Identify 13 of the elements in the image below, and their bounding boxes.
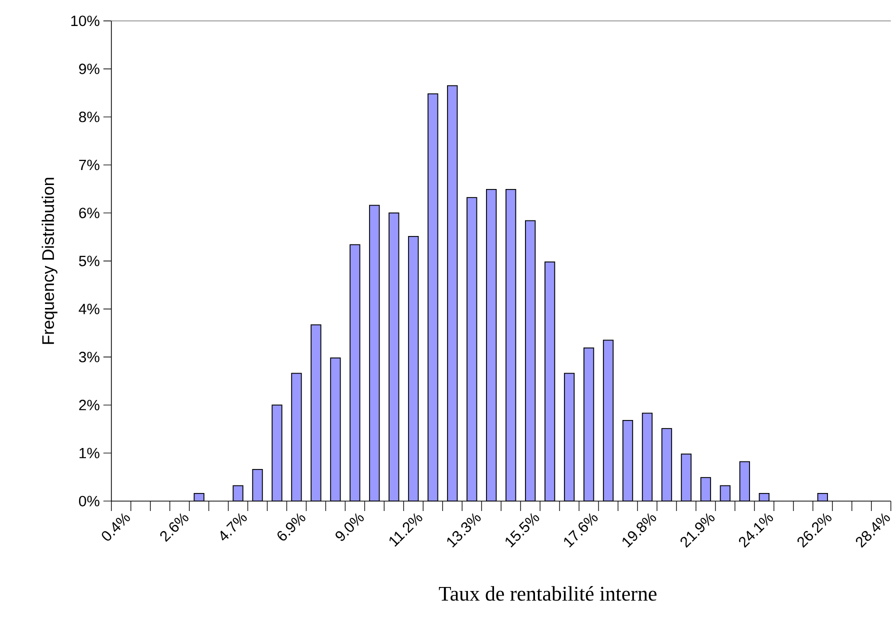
y-axis-title: Frequency Distribution xyxy=(42,178,58,344)
y-tick-label: 2% xyxy=(79,400,100,410)
y-tick-label: 7% xyxy=(79,160,100,170)
x-axis-title: Taux de rentabilité interne xyxy=(438,586,656,601)
y-tick-label: 10% xyxy=(71,15,100,26)
y-tick-label: 6% xyxy=(79,208,100,218)
y-tick-label: 4% xyxy=(78,304,100,314)
y-tick-label: 5% xyxy=(79,256,100,266)
y-tick-label: 9% xyxy=(79,64,100,74)
y-tick-label: 3% xyxy=(78,352,100,362)
y-tick-label: 0% xyxy=(79,496,100,506)
y-tick-label: 1% xyxy=(80,448,100,458)
y-tick-label: 8% xyxy=(79,112,100,122)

**Directions**:
Please output the lines from the line containing "y-axis-title: Frequency Distribution" through the line containing "y-tick-label: 4% xyxy=(78,304,100,314)", reproducing each one without changes.

**Task result**:
y-axis-title: Frequency Distribution xyxy=(42,178,58,344)
y-tick-label: 2% xyxy=(79,400,100,410)
y-tick-label: 7% xyxy=(79,160,100,170)
x-axis-title: Taux de rentabilité interne xyxy=(438,586,656,601)
y-tick-label: 10% xyxy=(71,15,100,26)
y-tick-label: 6% xyxy=(79,208,100,218)
y-tick-label: 4% xyxy=(78,304,100,314)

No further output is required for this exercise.